- REQUIREMENTS: Collect every line that includes the string "text".

- THE INPUT:
>>
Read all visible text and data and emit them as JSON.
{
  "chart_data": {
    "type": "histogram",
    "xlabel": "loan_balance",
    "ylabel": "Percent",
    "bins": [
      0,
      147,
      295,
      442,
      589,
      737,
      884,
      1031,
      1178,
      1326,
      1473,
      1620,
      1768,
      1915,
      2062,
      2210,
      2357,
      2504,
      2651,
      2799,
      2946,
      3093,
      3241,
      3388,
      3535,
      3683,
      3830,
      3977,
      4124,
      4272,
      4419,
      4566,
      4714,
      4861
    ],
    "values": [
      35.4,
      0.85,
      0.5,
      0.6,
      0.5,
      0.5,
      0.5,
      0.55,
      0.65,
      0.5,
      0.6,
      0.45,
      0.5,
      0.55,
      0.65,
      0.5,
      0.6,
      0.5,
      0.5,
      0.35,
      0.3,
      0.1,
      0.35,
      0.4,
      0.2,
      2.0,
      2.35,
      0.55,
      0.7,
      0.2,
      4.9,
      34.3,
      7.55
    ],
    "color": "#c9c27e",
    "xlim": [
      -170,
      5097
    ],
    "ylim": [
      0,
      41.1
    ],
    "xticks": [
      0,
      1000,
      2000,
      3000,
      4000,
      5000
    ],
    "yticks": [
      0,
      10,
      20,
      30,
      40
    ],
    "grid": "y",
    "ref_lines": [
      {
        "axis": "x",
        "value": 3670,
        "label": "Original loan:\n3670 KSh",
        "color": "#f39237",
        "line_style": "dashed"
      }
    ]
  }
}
<<
>>
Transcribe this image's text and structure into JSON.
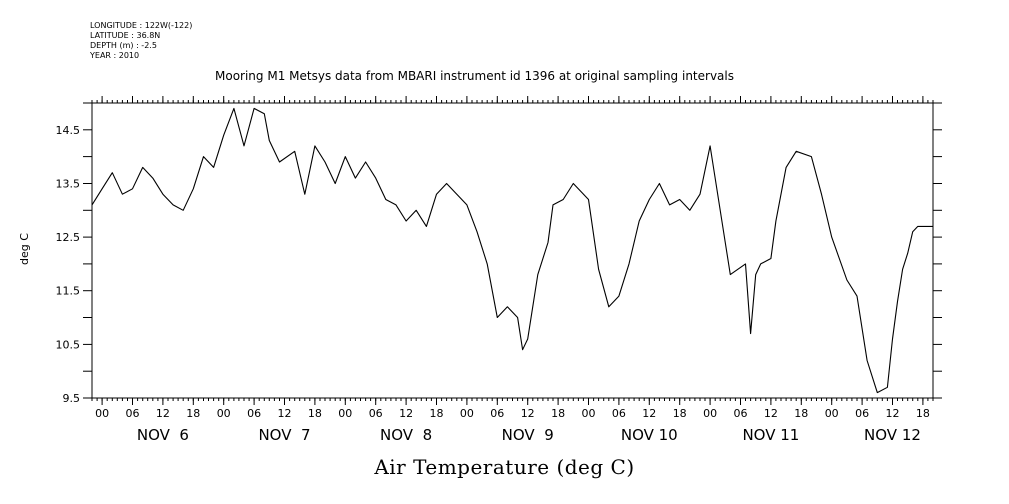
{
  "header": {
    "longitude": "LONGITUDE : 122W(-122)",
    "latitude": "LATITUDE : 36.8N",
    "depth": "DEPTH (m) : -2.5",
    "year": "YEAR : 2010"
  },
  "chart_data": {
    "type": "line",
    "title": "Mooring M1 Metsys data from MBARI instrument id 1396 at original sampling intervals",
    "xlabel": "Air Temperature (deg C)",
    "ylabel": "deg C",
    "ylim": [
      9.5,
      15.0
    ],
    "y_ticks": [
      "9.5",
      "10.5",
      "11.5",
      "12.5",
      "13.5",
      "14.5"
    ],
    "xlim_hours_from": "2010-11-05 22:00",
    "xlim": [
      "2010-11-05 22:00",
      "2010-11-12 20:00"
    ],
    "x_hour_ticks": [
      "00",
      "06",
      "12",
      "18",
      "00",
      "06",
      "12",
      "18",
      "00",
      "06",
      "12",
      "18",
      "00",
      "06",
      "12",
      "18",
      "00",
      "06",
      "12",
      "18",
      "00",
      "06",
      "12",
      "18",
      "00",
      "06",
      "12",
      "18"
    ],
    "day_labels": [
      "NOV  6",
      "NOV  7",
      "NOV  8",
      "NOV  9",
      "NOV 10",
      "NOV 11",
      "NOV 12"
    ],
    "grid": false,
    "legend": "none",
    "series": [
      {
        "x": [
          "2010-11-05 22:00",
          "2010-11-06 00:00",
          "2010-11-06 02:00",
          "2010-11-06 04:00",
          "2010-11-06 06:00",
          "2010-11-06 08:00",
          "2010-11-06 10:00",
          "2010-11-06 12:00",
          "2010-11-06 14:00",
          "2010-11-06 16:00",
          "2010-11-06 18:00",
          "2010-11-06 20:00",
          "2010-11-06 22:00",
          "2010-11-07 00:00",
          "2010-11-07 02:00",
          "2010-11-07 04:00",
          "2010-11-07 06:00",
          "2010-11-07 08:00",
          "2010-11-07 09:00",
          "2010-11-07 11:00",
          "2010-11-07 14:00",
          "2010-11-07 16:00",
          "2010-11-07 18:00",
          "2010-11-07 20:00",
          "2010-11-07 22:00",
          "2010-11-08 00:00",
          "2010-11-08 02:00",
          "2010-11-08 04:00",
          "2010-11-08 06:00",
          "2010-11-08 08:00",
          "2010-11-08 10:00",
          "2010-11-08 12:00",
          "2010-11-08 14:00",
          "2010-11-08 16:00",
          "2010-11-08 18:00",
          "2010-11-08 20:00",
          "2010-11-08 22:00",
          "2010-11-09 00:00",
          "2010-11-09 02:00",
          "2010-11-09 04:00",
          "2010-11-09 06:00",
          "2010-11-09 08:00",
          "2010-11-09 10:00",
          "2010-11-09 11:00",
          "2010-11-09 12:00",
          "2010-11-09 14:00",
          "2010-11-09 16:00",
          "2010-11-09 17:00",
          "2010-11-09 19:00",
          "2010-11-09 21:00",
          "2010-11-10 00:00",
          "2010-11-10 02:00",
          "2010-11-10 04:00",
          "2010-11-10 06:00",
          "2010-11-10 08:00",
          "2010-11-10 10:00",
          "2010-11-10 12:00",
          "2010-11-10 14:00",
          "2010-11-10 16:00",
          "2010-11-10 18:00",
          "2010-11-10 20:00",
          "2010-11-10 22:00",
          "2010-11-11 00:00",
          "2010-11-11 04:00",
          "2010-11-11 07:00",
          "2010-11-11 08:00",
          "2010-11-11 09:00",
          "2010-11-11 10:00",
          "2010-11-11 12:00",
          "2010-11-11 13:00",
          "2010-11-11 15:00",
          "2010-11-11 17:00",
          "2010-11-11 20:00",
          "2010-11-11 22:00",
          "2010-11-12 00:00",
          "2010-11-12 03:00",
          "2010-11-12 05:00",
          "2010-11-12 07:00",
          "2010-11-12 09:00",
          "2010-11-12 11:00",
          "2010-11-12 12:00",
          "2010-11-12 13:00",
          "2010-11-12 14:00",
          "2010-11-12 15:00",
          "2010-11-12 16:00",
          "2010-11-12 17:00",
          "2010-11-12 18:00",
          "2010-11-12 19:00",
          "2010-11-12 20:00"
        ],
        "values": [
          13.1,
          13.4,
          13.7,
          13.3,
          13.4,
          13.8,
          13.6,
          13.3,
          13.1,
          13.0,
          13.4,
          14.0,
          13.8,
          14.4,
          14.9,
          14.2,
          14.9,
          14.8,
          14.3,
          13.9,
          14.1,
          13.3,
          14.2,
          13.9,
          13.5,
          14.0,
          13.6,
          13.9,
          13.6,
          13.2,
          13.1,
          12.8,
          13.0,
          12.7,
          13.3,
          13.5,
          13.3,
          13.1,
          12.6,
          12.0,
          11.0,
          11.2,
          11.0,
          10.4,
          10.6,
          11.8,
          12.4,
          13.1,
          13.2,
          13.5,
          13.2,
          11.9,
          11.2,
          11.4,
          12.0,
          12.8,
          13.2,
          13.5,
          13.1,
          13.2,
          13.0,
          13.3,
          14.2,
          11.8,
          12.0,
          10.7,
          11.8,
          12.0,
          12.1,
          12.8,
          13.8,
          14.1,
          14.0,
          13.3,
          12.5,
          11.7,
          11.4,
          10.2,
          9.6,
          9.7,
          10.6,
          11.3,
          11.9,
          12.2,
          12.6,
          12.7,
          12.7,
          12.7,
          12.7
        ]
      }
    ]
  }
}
<<
>>
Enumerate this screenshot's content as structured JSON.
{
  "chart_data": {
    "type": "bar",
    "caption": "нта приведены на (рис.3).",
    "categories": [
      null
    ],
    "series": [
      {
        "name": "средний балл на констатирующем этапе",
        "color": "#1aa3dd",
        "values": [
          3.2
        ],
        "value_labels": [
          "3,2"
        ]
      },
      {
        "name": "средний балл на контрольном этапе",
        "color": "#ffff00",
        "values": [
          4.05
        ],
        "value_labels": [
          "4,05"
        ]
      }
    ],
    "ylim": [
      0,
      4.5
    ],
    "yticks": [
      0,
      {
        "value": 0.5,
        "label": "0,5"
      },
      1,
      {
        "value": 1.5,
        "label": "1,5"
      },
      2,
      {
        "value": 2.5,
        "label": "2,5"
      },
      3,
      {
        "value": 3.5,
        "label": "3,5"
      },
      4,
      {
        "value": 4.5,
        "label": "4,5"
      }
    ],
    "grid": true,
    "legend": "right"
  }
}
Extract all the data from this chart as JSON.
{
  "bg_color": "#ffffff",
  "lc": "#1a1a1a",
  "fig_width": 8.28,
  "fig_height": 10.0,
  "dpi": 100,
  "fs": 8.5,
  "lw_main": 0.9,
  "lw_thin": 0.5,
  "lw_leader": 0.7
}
<<
- WRITTEN ANSWER:
Read all visible text and data and emit them as JSON.
Transcribe this image's text and structure into JSON.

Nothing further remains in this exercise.